◆ PROBLEM TO WORK ON ◆
Determine which lines contain the word "слое", then copy those lines.

◆ RECORD EXTRACTS ◆
▼

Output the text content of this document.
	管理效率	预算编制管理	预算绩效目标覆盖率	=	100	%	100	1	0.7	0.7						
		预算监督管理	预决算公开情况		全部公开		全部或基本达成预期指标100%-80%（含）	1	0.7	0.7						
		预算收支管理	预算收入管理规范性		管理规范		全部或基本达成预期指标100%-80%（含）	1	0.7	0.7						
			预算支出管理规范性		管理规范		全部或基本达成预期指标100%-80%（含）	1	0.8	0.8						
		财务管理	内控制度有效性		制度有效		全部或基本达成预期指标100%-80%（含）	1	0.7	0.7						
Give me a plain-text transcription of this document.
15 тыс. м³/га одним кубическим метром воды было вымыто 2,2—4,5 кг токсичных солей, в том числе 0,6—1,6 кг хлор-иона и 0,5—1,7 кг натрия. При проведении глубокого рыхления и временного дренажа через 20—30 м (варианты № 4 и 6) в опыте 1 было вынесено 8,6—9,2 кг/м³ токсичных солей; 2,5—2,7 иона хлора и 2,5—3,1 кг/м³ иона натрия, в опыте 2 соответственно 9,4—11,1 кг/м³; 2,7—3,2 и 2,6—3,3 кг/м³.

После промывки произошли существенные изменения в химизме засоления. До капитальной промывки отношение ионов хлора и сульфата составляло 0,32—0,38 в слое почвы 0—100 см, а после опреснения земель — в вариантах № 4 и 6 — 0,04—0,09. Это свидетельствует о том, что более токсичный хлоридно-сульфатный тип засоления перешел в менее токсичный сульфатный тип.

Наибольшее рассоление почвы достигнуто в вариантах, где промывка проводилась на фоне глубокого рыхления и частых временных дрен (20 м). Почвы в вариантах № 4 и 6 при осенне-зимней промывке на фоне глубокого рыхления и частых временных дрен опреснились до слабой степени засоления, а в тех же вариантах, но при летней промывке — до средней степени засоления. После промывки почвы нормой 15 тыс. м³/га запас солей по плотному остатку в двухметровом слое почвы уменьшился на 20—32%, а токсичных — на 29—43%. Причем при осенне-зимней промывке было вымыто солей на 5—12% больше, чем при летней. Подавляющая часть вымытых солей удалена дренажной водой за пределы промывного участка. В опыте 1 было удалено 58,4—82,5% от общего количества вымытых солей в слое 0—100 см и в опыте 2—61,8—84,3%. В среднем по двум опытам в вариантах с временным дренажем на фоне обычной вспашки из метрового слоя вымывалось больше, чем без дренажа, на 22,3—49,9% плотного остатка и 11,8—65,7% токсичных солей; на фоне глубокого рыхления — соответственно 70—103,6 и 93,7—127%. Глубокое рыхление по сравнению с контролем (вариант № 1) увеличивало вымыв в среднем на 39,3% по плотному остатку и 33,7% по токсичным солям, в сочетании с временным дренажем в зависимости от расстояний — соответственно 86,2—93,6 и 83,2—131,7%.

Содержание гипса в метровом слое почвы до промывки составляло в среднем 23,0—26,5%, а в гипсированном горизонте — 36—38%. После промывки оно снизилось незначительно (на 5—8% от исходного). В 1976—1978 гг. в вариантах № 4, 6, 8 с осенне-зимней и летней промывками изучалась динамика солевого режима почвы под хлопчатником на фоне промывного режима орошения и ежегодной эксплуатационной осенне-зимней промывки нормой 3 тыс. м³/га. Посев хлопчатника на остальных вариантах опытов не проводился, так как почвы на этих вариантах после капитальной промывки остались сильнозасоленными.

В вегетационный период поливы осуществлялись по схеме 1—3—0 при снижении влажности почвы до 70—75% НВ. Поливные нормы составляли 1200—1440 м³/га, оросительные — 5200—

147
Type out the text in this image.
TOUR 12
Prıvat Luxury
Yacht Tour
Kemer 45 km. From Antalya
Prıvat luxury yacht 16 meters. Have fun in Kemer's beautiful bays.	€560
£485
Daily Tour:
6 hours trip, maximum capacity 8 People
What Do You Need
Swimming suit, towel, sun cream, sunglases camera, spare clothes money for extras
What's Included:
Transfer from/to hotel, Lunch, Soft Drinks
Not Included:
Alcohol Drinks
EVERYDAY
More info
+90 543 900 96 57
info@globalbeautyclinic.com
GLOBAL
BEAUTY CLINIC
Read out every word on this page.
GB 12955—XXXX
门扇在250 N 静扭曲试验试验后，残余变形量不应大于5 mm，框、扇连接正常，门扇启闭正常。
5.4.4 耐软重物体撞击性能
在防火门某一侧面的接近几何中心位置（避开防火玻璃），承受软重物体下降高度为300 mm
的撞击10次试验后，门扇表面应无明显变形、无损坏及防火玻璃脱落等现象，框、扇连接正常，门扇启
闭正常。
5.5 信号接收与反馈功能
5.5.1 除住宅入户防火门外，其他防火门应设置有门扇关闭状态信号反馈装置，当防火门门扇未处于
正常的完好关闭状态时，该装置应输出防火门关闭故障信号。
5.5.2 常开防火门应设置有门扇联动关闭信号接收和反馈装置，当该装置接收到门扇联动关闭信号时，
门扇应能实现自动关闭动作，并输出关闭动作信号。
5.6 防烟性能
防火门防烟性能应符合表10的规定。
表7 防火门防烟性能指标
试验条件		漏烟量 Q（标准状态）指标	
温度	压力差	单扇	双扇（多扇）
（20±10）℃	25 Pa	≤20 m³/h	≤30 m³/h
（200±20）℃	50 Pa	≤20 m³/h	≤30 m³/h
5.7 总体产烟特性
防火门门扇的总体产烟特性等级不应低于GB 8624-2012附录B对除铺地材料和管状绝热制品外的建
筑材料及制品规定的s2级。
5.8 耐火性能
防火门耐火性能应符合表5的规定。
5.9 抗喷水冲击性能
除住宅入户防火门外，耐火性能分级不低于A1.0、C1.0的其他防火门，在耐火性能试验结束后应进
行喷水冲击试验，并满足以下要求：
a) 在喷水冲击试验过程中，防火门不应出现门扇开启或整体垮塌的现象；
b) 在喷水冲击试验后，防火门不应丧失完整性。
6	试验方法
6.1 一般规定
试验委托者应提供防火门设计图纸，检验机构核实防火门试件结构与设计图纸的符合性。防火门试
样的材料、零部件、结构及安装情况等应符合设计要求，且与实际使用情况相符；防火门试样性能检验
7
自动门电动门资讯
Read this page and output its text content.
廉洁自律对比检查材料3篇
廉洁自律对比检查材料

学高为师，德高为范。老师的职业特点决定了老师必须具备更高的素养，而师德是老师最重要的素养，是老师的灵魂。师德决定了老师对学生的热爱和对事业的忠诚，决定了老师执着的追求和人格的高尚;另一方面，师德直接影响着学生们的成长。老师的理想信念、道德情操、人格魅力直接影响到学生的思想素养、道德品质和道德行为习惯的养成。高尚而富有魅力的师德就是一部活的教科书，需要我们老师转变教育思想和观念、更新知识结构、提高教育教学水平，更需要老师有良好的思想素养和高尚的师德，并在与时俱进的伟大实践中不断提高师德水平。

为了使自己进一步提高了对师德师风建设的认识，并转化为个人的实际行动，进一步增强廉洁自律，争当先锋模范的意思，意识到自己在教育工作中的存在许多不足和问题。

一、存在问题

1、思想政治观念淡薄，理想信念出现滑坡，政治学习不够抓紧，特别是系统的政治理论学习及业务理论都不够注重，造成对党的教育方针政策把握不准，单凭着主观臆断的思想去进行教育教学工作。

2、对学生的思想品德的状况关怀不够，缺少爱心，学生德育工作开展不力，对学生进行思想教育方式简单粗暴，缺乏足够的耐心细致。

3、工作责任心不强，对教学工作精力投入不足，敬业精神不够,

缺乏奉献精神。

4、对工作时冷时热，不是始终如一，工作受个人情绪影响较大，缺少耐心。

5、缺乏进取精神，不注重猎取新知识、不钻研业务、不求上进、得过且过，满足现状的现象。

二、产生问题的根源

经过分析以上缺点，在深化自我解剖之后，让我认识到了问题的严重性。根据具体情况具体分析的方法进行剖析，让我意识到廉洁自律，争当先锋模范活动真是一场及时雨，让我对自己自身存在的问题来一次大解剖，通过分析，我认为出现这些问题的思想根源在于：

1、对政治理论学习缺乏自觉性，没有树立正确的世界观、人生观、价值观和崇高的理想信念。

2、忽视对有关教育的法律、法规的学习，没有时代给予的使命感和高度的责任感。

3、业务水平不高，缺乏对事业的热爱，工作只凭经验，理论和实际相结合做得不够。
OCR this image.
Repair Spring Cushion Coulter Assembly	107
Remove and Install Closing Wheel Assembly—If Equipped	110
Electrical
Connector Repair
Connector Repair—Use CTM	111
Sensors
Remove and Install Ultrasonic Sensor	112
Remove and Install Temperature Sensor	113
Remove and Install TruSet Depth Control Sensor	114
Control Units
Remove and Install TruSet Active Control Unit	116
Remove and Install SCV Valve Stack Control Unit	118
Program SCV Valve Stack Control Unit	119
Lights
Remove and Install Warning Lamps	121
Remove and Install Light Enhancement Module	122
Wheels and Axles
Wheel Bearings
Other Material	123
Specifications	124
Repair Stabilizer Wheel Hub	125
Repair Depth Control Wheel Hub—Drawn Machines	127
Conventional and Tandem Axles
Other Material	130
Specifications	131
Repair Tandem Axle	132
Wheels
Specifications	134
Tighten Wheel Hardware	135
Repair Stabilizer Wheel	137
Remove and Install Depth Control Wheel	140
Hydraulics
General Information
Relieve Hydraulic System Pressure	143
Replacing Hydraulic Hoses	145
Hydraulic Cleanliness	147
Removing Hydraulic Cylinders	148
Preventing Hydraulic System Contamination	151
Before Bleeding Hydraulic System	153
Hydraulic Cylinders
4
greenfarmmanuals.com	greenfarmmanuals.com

▲

◆ SOLUTION FOR THIS PROBLEM ◆
После промывки произошли существенные изменения в химизме засоления. До капитальной промывки отношение ионов хлора и сульфата составляло 0,32—0,38 в слое почвы 0—100 см, а после опреснения земель — в вариантах № 4 и 6 — 0,04—0,09. Это свидетельствует о том, что более токсичный хлоридно-сульфатный тип засоления перешел в менее токсичный сульфатный тип.
Наибольшее рассоление почвы достигнуто в вариантах, где промывка проводилась на фоне глубокого рыхления и частых временных дрен (20 м). Почвы в вариантах № 4 и 6 при осенне-зимней промывке на фоне глубокого рыхления и частых временных дрен опреснились до слабой степени засоления, а в тех же вариантах, но при летней промывке — до средней степени засоления. После промывки почвы нормой 15 тыс. м³/га запас солей по плотному остатку в двухметровом слое почвы уменьшился на 20—32%, а токсичных — на 29—43%. Причем при осенне-зимней промывке было вымыто солей на 5—12% больше, чем при летней. Подавляющая часть вымытых солей удалена дренажной водой за пределы промывного участка. В опыте 1 было удалено 58,4—82,5% от общего количества вымытых солей в слое 0—100 см и в опыте 2—61,8—84,3%. В среднем по двум опытам в вариантах с временным дренажем на фоне обычной вспашки из метрового слоя вымывалось больше, чем без дренажа, на 22,3—49,9% плотного остатка и 11,8—65,7% токсичных солей; на фоне глубокого рыхления — соответственно 70—103,6 и 93,7—127%. Глубокое рыхление по сравнению с контролем (вариант № 1) увеличивало вымыв в среднем на 39,3% по плотному остатку и 33,7% по токсичным солям, в сочетании с временным дренажем в зависимости от расстояний — соответственно 86,2—93,6 и 83,2—131,7%.
Содержание гипса в метровом слое почвы до промывки составляло в среднем 23,0—26,5%, а в гипсированном горизонте — 36—38%. После промывки оно снизилось незначительно (на 5—8% от исходного). В 1976—1978 гг. в вариантах № 4, 6, 8 с осенне-зимней и летней промывками изучалась динамика солевого режима почвы под хлопчатником на фоне промывного режима орошения и ежегодной эксплуатационной осенне-зимней промывки нормой 3 тыс. м³/га. Посев хлопчатника на остальных вариантах опытов не проводился, так как почвы на этих вариантах после капитальной промывки остались сильнозасоленными.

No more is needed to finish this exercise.